The request: All entries must be repeated exactly; do not include the pictures.

>> Start

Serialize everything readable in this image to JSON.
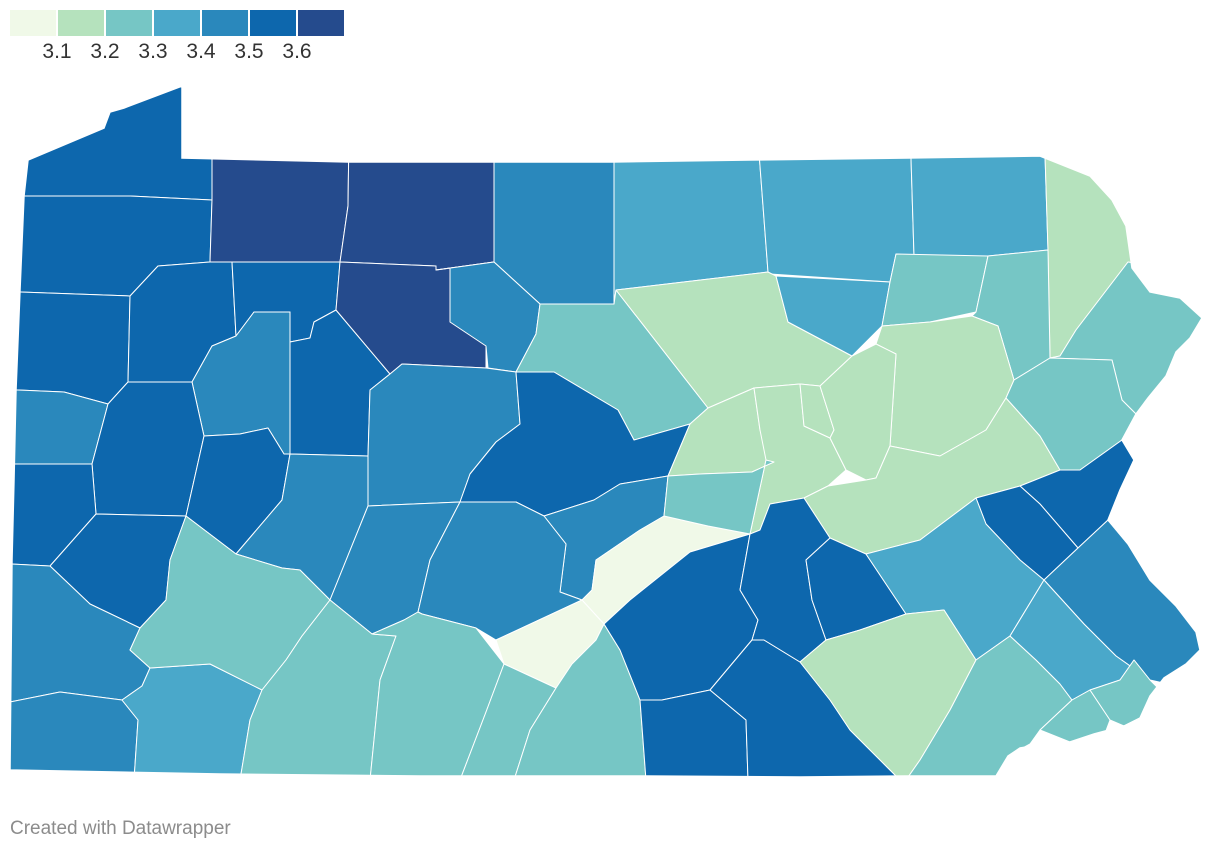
{
  "legend": {
    "colors": [
      "#f0f9e8",
      "#b5e2bd",
      "#76c6c5",
      "#4aa8ca",
      "#2a88bc",
      "#0d67ad",
      "#254b8d"
    ],
    "ticks": [
      "3.1",
      "3.2",
      "3.3",
      "3.4",
      "3.5",
      "3.6"
    ]
  },
  "credit": "Created with Datawrapper",
  "regions": [
    {
      "level": 6
    },
    {
      "level": 6
    },
    {
      "level": 7
    },
    {
      "level": 7
    },
    {
      "level": 5
    },
    {
      "level": 4
    },
    {
      "level": 4
    },
    {
      "level": 4
    },
    {
      "level": 2
    },
    {
      "level": 6
    },
    {
      "level": 6
    },
    {
      "level": 6
    },
    {
      "level": 5
    },
    {
      "level": 6
    },
    {
      "level": 7
    },
    {
      "level": 5
    },
    {
      "level": 3
    },
    {
      "level": 2
    },
    {
      "level": 4
    },
    {
      "level": 3
    },
    {
      "level": 3
    },
    {
      "level": 2
    },
    {
      "level": 3
    },
    {
      "level": 5
    },
    {
      "level": 6
    },
    {
      "level": 6
    },
    {
      "level": 5
    },
    {
      "level": 5
    },
    {
      "level": 6
    },
    {
      "level": 5
    },
    {
      "level": 5
    },
    {
      "level": 5
    },
    {
      "level": 1
    },
    {
      "level": 1
    },
    {
      "level": 2
    },
    {
      "level": 2
    },
    {
      "level": 3
    },
    {
      "level": 2
    },
    {
      "level": 2
    },
    {
      "level": 2
    },
    {
      "level": 3
    },
    {
      "level": 6
    },
    {
      "level": 6
    },
    {
      "level": 5
    },
    {
      "level": 6
    },
    {
      "level": 6
    },
    {
      "level": 5
    },
    {
      "level": 5
    },
    {
      "level": 4
    },
    {
      "level": 3
    },
    {
      "level": 3
    },
    {
      "level": 3
    },
    {
      "level": 3
    },
    {
      "level": 3
    },
    {
      "level": 6
    },
    {
      "level": 6
    },
    {
      "level": 6
    },
    {
      "level": 6
    },
    {
      "level": 6
    },
    {
      "level": 4
    },
    {
      "level": 2
    },
    {
      "level": 3
    },
    {
      "level": 4
    },
    {
      "level": 3
    },
    {
      "level": 3
    },
    {
      "level": 3
    },
    {
      "level": 4
    }
  ]
}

>> End

Written response:
Serialize everything readable in this image to JSON.
{
  "legend": {
    "colors": [
      "#f0f9e8",
      "#b5e2bd",
      "#76c6c5",
      "#4aa8ca",
      "#2a88bc",
      "#0d67ad",
      "#254b8d"
    ],
    "ticks": [
      "3.1",
      "3.2",
      "3.3",
      "3.4",
      "3.5",
      "3.6"
    ]
  },
  "credit": "Created with Datawrapper",
  "regions": [
    {
      "level": 6
    },
    {
      "level": 6
    },
    {
      "level": 7
    },
    {
      "level": 7
    },
    {
      "level": 5
    },
    {
      "level": 4
    },
    {
      "level": 4
    },
    {
      "level": 4
    },
    {
      "level": 2
    },
    {
      "level": 6
    },
    {
      "level": 6
    },
    {
      "level": 6
    },
    {
      "level": 5
    },
    {
      "level": 6
    },
    {
      "level": 7
    },
    {
      "level": 5
    },
    {
      "level": 3
    },
    {
      "level": 2
    },
    {
      "level": 4
    },
    {
      "level": 3
    },
    {
      "level": 3
    },
    {
      "level": 2
    },
    {
      "level": 3
    },
    {
      "level": 5
    },
    {
      "level": 6
    },
    {
      "level": 6
    },
    {
      "level": 5
    },
    {
      "level": 5
    },
    {
      "level": 6
    },
    {
      "level": 5
    },
    {
      "level": 5
    },
    {
      "level": 5
    },
    {
      "level": 1
    },
    {
      "level": 1
    },
    {
      "level": 2
    },
    {
      "level": 2
    },
    {
      "level": 3
    },
    {
      "level": 2
    },
    {
      "level": 2
    },
    {
      "level": 2
    },
    {
      "level": 3
    },
    {
      "level": 6
    },
    {
      "level": 6
    },
    {
      "level": 5
    },
    {
      "level": 6
    },
    {
      "level": 6
    },
    {
      "level": 5
    },
    {
      "level": 5
    },
    {
      "level": 4
    },
    {
      "level": 3
    },
    {
      "level": 3
    },
    {
      "level": 3
    },
    {
      "level": 3
    },
    {
      "level": 3
    },
    {
      "level": 6
    },
    {
      "level": 6
    },
    {
      "level": 6
    },
    {
      "level": 6
    },
    {
      "level": 6
    },
    {
      "level": 4
    },
    {
      "level": 2
    },
    {
      "level": 3
    },
    {
      "level": 4
    },
    {
      "level": 3
    },
    {
      "level": 3
    },
    {
      "level": 3
    },
    {
      "level": 4
    }
  ]
}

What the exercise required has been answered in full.